▶ _Exercise_: A faithful transcription of all the data is required.

Stored entries:

-----

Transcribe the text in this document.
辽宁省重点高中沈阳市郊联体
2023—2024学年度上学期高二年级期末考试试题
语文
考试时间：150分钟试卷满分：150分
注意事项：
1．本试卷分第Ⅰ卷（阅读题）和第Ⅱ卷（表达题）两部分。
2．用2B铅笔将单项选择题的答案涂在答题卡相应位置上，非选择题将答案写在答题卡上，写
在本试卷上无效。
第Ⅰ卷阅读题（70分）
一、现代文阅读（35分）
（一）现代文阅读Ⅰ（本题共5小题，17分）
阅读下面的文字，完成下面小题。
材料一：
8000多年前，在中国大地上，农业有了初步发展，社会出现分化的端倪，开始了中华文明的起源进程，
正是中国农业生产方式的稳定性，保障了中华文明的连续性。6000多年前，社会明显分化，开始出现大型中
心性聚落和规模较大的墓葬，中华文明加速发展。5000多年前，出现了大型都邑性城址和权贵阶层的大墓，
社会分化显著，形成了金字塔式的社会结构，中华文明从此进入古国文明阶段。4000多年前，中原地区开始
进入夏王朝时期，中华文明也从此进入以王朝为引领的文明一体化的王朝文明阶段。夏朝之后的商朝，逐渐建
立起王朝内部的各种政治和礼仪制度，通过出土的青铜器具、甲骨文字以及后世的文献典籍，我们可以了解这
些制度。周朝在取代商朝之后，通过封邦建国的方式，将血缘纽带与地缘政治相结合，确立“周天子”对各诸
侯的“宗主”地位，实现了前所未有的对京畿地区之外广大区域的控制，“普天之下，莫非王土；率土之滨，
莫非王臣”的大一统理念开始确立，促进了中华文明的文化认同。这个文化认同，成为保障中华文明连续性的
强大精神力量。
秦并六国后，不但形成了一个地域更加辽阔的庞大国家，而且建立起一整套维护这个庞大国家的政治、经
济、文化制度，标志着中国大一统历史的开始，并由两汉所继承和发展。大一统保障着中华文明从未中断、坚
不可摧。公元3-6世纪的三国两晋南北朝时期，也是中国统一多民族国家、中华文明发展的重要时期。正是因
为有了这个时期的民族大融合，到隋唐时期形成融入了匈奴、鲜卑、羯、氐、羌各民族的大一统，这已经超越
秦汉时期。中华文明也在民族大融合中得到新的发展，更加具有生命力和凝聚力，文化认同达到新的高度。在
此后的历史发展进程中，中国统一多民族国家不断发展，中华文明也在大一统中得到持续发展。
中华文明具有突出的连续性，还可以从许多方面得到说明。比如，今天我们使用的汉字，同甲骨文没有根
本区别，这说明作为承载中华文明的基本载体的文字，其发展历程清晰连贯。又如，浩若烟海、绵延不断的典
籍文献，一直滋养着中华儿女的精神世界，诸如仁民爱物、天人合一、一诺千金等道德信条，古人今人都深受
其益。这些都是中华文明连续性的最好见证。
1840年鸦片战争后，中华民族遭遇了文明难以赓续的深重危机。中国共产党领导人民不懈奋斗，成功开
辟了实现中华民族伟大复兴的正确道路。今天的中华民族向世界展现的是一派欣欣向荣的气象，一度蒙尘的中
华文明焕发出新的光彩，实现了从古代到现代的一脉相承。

-----

▶ _Exercise response_:
Transcribe the text in this document.
辽宁省重点高中沈阳市郊联体
2023—2024学年度上学期高二年级期末考试试题
语文
考试时间：150分钟试卷满分：150分
注意事项：
1．本试卷分第Ⅰ卷（阅读题）和第Ⅱ卷（表达题）两部分。
2．用2B铅笔将单项选择题的答案涂在答题卡相应位置上，非选择题将答案写在答题卡上，写
在本试卷上无效。
第Ⅰ卷阅读题（70分）
一、现代文阅读（35分）
（一）现代文阅读Ⅰ（本题共5小题，17分）
阅读下面的文字，完成下面小题。
材料一：
8000多年前，在中国大地上，农业有了初步发展，社会出现分化的端倪，开始了中华文明的起源进程，
正是中国农业生产方式的稳定性，保障了中华文明的连续性。6000多年前，社会明显分化，开始出现大型中
心性聚落和规模较大的墓葬，中华文明加速发展。5000多年前，出现了大型都邑性城址和权贵阶层的大墓，
社会分化显著，形成了金字塔式的社会结构，中华文明从此进入古国文明阶段。4000多年前，中原地区开始
进入夏王朝时期，中华文明也从此进入以王朝为引领的文明一体化的王朝文明阶段。夏朝之后的商朝，逐渐建
立起王朝内部的各种政治和礼仪制度，通过出土的青铜器具、甲骨文字以及后世的文献典籍，我们可以了解这
些制度。周朝在取代商朝之后，通过封邦建国的方式，将血缘纽带与地缘政治相结合，确立“周天子”对各诸
侯的“宗主”地位，实现了前所未有的对京畿地区之外广大区域的控制，“普天之下，莫非王土；率土之滨，
莫非王臣”的大一统理念开始确立，促进了中华文明的文化认同。这个文化认同，成为保障中华文明连续性的
强大精神力量。
秦并六国后，不但形成了一个地域更加辽阔的庞大国家，而且建立起一整套维护这个庞大国家的政治、经
济、文化制度，标志着中国大一统历史的开始，并由两汉所继承和发展。大一统保障着中华文明从未中断、坚
不可摧。公元3-6世纪的三国两晋南北朝时期，也是中国统一多民族国家、中华文明发展的重要时期。正是因
为有了这个时期的民族大融合，到隋唐时期形成融入了匈奴、鲜卑、羯、氐、羌各民族的大一统，这已经超越
秦汉时期。中华文明也在民族大融合中得到新的发展，更加具有生命力和凝聚力，文化认同达到新的高度。在
此后的历史发展进程中，中国统一多民族国家不断发展，中华文明也在大一统中得到持续发展。
中华文明具有突出的连续性，还可以从许多方面得到说明。比如，今天我们使用的汉字，同甲骨文没有根
本区别，这说明作为承载中华文明的基本载体的文字，其发展历程清晰连贯。又如，浩若烟海、绵延不断的典
籍文献，一直滋养着中华儿女的精神世界，诸如仁民爱物、天人合一、一诺千金等道德信条，古人今人都深受
其益。这些都是中华文明连续性的最好见证。
1840年鸦片战争后，中华民族遭遇了文明难以赓续的深重危机。中国共产党领导人民不懈奋斗，成功开
辟了实现中华民族伟大复兴的正确道路。今天的中华民族向世界展现的是一派欣欣向荣的气象，一度蒙尘的中
华文明焕发出新的光彩，实现了从古代到现代的一脉相承。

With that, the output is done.